Problem details: Reproduce every line of the listing below without any change, leaving out the pictures.

Annotations of layout elements:
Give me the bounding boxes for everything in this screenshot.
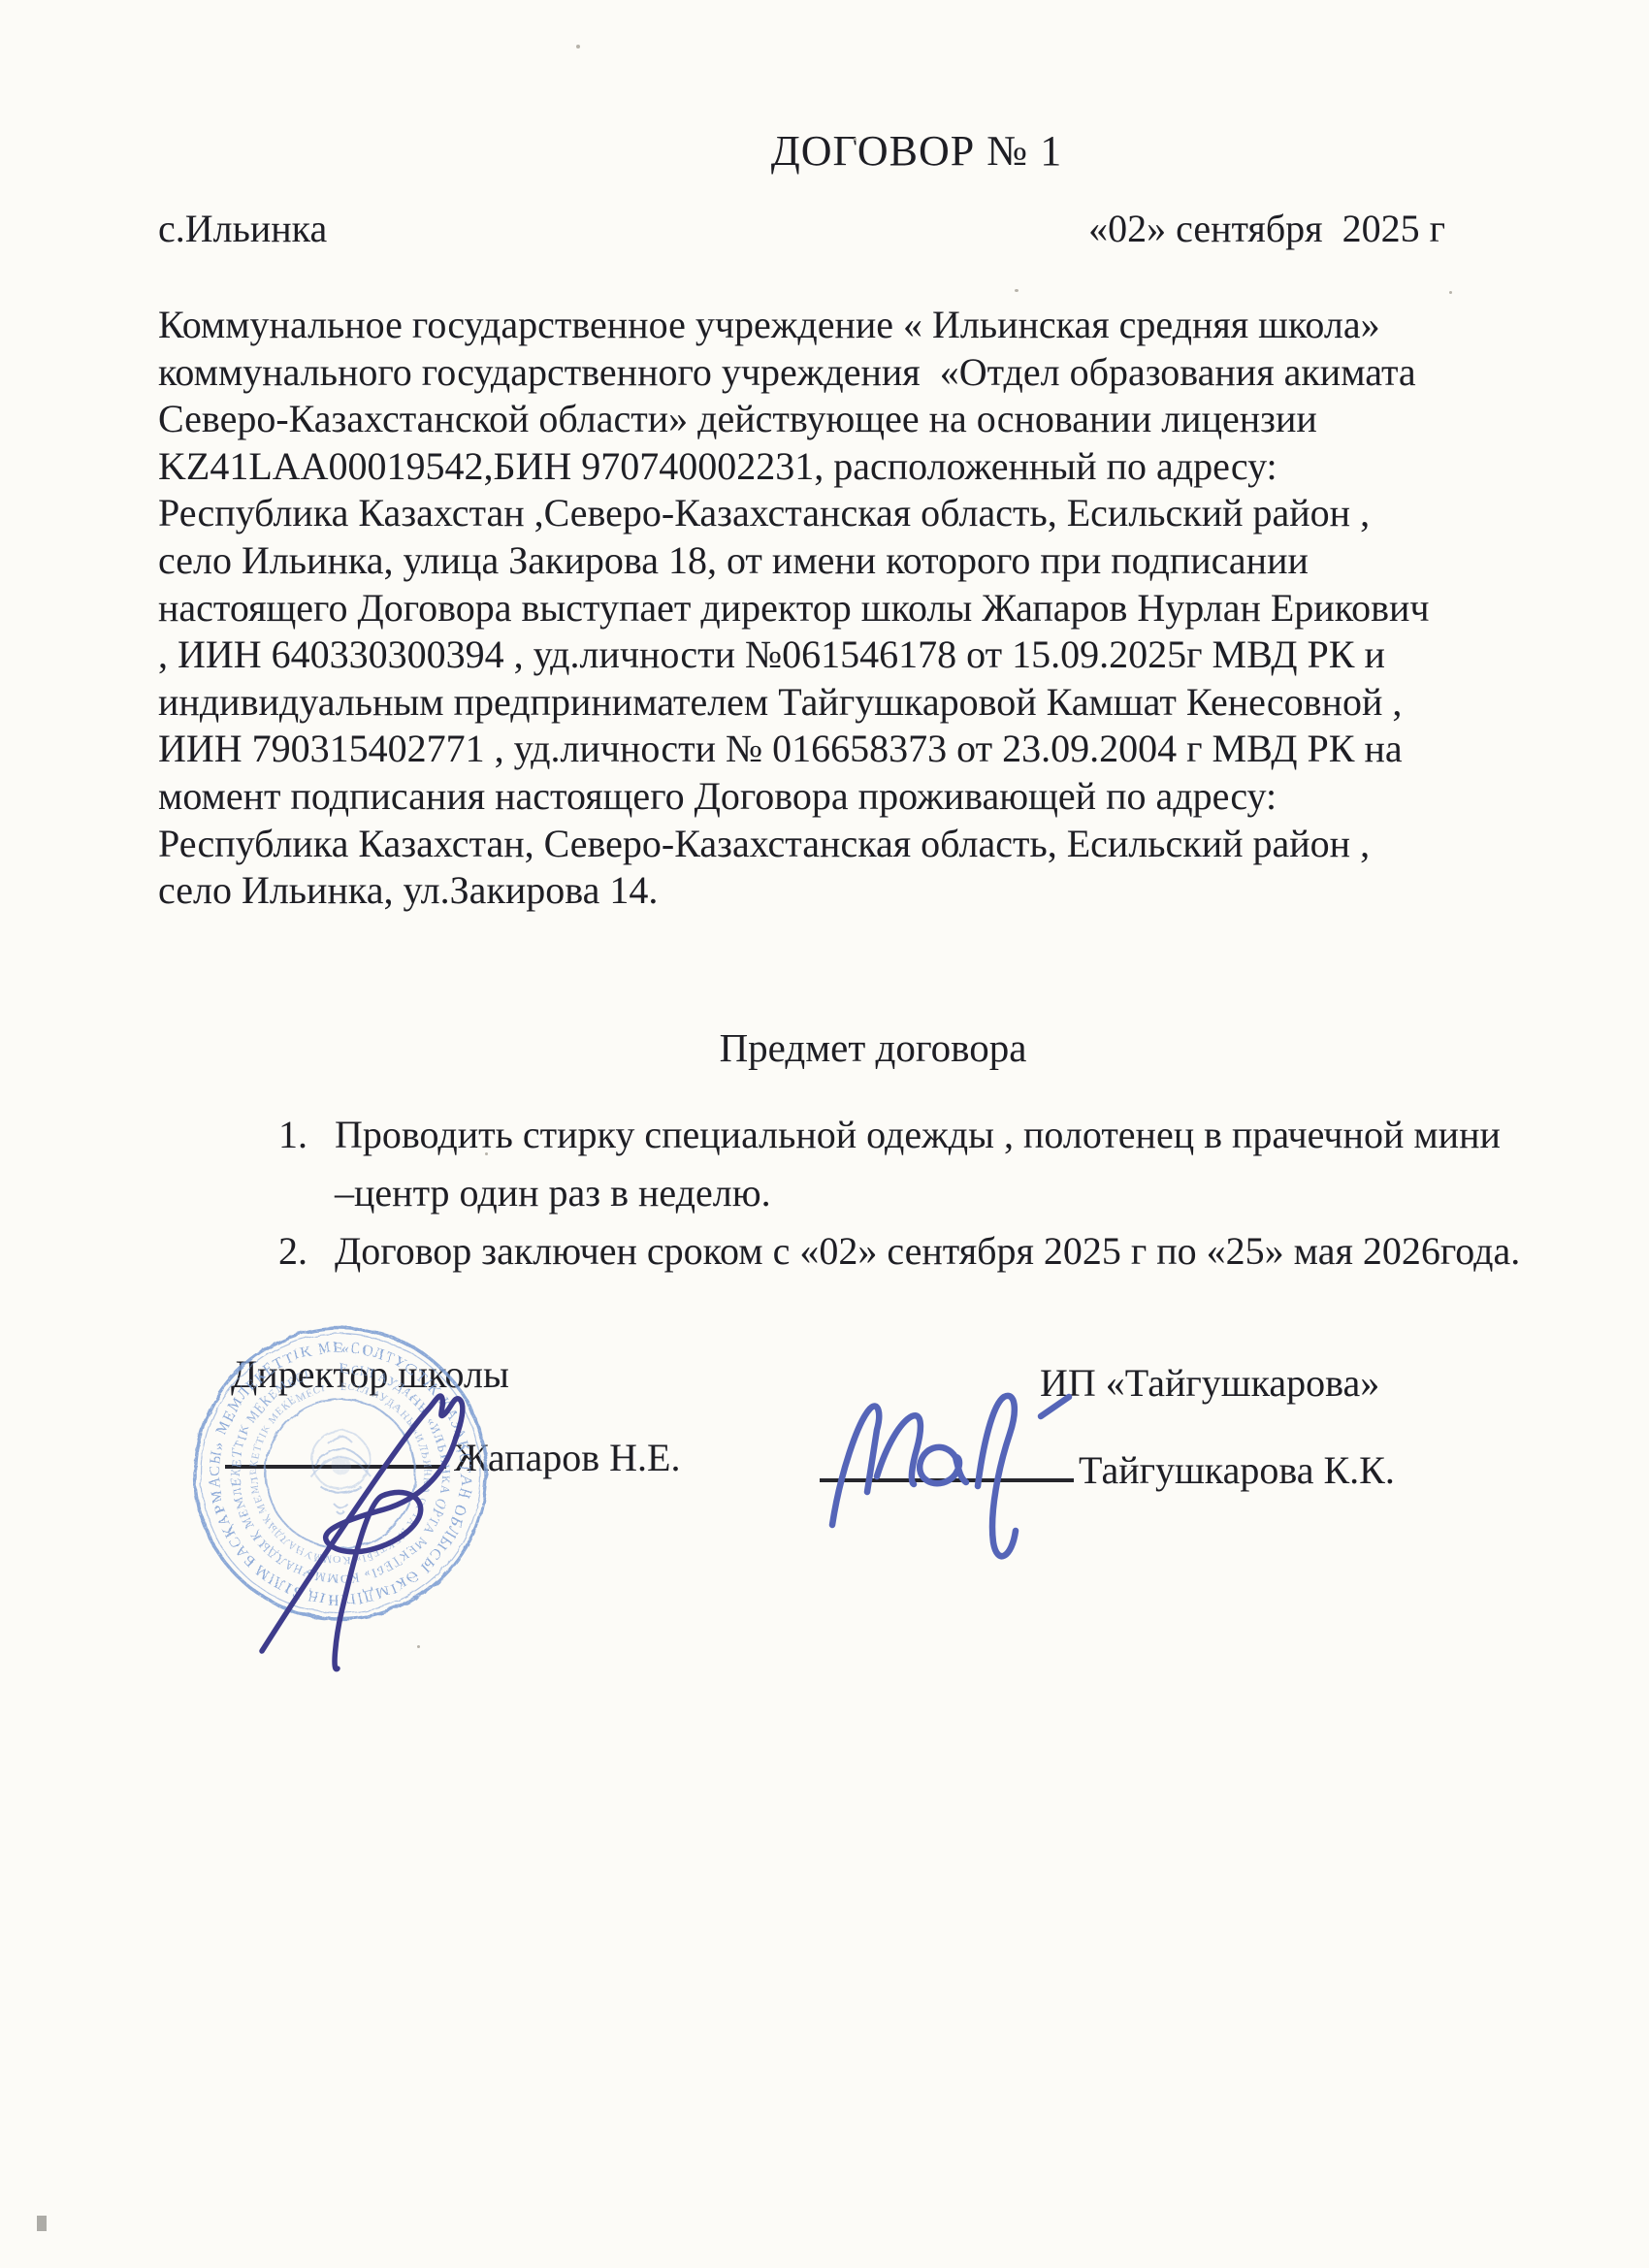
list-item-line: Проводить стирку специальной одежды , по… <box>335 1106 1501 1164</box>
scanned-contract-page: ДОГОВОР № 1 с.Ильинка «02» сентября 2025… <box>0 0 1649 2268</box>
signature-stroke <box>1041 1397 1069 1416</box>
preamble-line: KZ41LAA00019542,БИН 970740002231, распол… <box>158 443 1516 491</box>
signature-stroke <box>920 1447 966 1483</box>
scan-speck <box>854 138 857 141</box>
ip-signature <box>805 1368 1096 1591</box>
scan-speck <box>417 1645 420 1648</box>
place-label: с.Ильинка <box>158 206 327 251</box>
scan-speck <box>485 1152 488 1155</box>
director-signature <box>223 1339 543 1707</box>
list-item-line: Договор заключен сроком с «02» сентября … <box>335 1222 1520 1280</box>
scan-speck <box>576 45 580 49</box>
preamble-line: село Ильинка, ул.Закирова 14. <box>158 867 1516 915</box>
document-title: ДОГОВОР № 1 <box>0 126 1649 176</box>
signature-stroke <box>262 1396 463 1651</box>
place-date-row: с.Ильинка «02» сентября 2025 г <box>158 206 1445 251</box>
list-item-1: 1. Проводить стирку специальной одежды ,… <box>278 1106 1501 1222</box>
preamble-line: ИИН 790315402771 , уд.личности № 0166583… <box>158 726 1516 773</box>
preamble-line: индивидуальным предпринимателем Тайгушка… <box>158 679 1516 727</box>
signature-stroke <box>978 1396 1016 1556</box>
list-item-2: 2. Договор заключен сроком с «02» сентяб… <box>278 1222 1520 1280</box>
preamble-line: Республика Казахстан ,Северо-Казахстанск… <box>158 490 1516 537</box>
signature-stroke <box>877 1415 921 1484</box>
preamble-paragraph: Коммунальное государственное учреждение … <box>158 302 1516 915</box>
preamble-line: Республика Казахстан, Северо-Казахстанск… <box>158 821 1516 868</box>
preamble-line: момент подписания настоящего Договора пр… <box>158 773 1516 821</box>
list-item-number: 2. <box>278 1222 335 1280</box>
signature-stroke <box>326 1438 456 1669</box>
preamble-line: настоящего Договора выступает директор ш… <box>158 585 1516 632</box>
preamble-line: село Ильинка, улица Закирова 18, от имен… <box>158 537 1516 585</box>
preamble-line: коммунального государственного учреждени… <box>158 349 1516 397</box>
scan-speck <box>1015 289 1018 292</box>
list-item-number: 1. <box>278 1106 335 1222</box>
scan-speck <box>1449 291 1452 294</box>
list-item-line: –центр один раз в неделю. <box>335 1164 1501 1222</box>
preamble-line: , ИИН 640330300394 , уд.личности №061546… <box>158 632 1516 679</box>
scan-edge-mark <box>37 2216 47 2231</box>
preamble-line: Северо-Казахстанской области» действующе… <box>158 396 1516 443</box>
signature-stroke <box>832 1406 879 1525</box>
ip-name: Тайгушкарова К.К. <box>1079 1447 1395 1493</box>
date-label: «02» сентября 2025 г <box>1088 206 1445 251</box>
subject-heading: Предмет договора <box>0 1024 1649 1071</box>
preamble-line: Коммунальное государственное учреждение … <box>158 302 1516 349</box>
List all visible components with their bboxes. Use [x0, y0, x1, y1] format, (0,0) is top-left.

Exercise solution:
Give me the bounding boxes for everything in this screenshot.
list-item-line: Проводить стирку специальной одежды , по… <box>335 1106 1501 1164</box>
scanned-contract-page: ДОГОВОР № 1 с.Ильинка «02» сентября 2025… <box>0 0 1649 2268</box>
signature-stroke <box>1041 1397 1069 1416</box>
preamble-line: KZ41LAA00019542,БИН 970740002231, распол… <box>158 443 1516 491</box>
signature-stroke <box>920 1447 966 1483</box>
scan-speck <box>854 138 857 141</box>
ip-signature <box>805 1368 1096 1591</box>
scan-speck <box>417 1645 420 1648</box>
place-label: с.Ильинка <box>158 206 327 251</box>
scan-speck <box>485 1152 488 1155</box>
director-signature <box>223 1339 543 1707</box>
list-item-line: Договор заключен сроком с «02» сентября … <box>335 1222 1520 1280</box>
scan-speck <box>576 45 580 49</box>
preamble-line: село Ильинка, ул.Закирова 14. <box>158 867 1516 915</box>
document-title: ДОГОВОР № 1 <box>0 126 1649 176</box>
signature-stroke <box>262 1396 463 1651</box>
place-date-row: с.Ильинка «02» сентября 2025 г <box>158 206 1445 251</box>
list-item-1: 1. Проводить стирку специальной одежды ,… <box>278 1106 1501 1222</box>
preamble-line: ИИН 790315402771 , уд.личности № 0166583… <box>158 726 1516 773</box>
preamble-line: индивидуальным предпринимателем Тайгушка… <box>158 679 1516 727</box>
signature-stroke <box>978 1396 1016 1556</box>
list-item-2: 2. Договор заключен сроком с «02» сентяб… <box>278 1222 1520 1280</box>
preamble-line: Республика Казахстан ,Северо-Казахстанск… <box>158 490 1516 537</box>
signature-stroke <box>877 1415 921 1484</box>
preamble-paragraph: Коммунальное государственное учреждение … <box>158 302 1516 915</box>
preamble-line: Республика Казахстан, Северо-Казахстанск… <box>158 821 1516 868</box>
preamble-line: момент подписания настоящего Договора пр… <box>158 773 1516 821</box>
list-item-number: 2. <box>278 1222 335 1280</box>
signature-stroke <box>326 1438 456 1669</box>
preamble-line: настоящего Договора выступает директор ш… <box>158 585 1516 632</box>
preamble-line: село Ильинка, улица Закирова 18, от имен… <box>158 537 1516 585</box>
preamble-line: коммунального государственного учреждени… <box>158 349 1516 397</box>
scan-speck <box>1015 289 1018 292</box>
list-item-number: 1. <box>278 1106 335 1222</box>
scan-speck <box>1449 291 1452 294</box>
list-item-line: –центр один раз в неделю. <box>335 1164 1501 1222</box>
preamble-line: , ИИН 640330300394 , уд.личности №061546… <box>158 632 1516 679</box>
scan-edge-mark <box>37 2216 47 2231</box>
preamble-line: Северо-Казахстанской области» действующе… <box>158 396 1516 443</box>
signature-stroke <box>832 1406 879 1525</box>
ip-name: Тайгушкарова К.К. <box>1079 1447 1395 1493</box>
date-label: «02» сентября 2025 г <box>1088 206 1445 251</box>
subject-heading: Предмет договора <box>0 1024 1649 1071</box>
preamble-line: Коммунальное государственное учреждение … <box>158 302 1516 349</box>
List all visible components with their bboxes. Use [x0, y0, x1, y1] format, (0,0) is top-left.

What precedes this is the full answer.